SHORT PROBLEM
Every line of the records must be repeated exactly; pictures stay out.

Records contained in a dataset:
-- Begin --

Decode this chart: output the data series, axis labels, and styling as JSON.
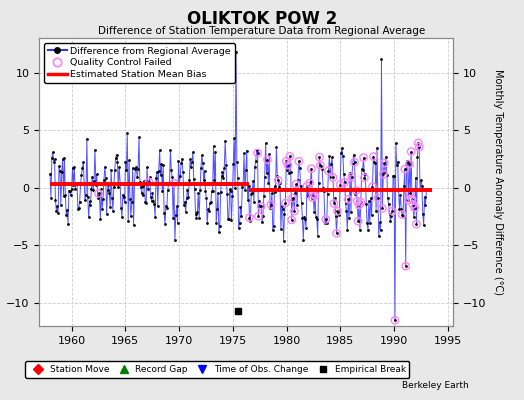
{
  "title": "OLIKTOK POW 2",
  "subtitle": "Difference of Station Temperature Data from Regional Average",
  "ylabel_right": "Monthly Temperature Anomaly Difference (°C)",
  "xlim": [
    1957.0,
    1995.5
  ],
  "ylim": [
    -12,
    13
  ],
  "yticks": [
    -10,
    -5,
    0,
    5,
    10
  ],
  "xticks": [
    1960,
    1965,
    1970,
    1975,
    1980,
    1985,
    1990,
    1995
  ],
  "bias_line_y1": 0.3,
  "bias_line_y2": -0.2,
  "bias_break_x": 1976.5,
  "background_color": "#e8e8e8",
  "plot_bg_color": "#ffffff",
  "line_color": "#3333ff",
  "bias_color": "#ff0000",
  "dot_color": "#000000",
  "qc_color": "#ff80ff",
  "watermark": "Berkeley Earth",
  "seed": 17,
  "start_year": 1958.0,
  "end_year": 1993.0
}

-- End --

REPLY TO THE EXERCISE
Decode this chart: output the data series, axis labels, and styling as JSON.
{
  "title": "OLIKTOK POW 2",
  "subtitle": "Difference of Station Temperature Data from Regional Average",
  "ylabel_right": "Monthly Temperature Anomaly Difference (°C)",
  "xlim": [
    1957.0,
    1995.5
  ],
  "ylim": [
    -12,
    13
  ],
  "yticks": [
    -10,
    -5,
    0,
    5,
    10
  ],
  "xticks": [
    1960,
    1965,
    1970,
    1975,
    1980,
    1985,
    1990,
    1995
  ],
  "bias_line_y1": 0.3,
  "bias_line_y2": -0.2,
  "bias_break_x": 1976.5,
  "background_color": "#e8e8e8",
  "plot_bg_color": "#ffffff",
  "line_color": "#3333ff",
  "bias_color": "#ff0000",
  "dot_color": "#000000",
  "qc_color": "#ff80ff",
  "watermark": "Berkeley Earth",
  "seed": 17,
  "start_year": 1958.0,
  "end_year": 1993.0
}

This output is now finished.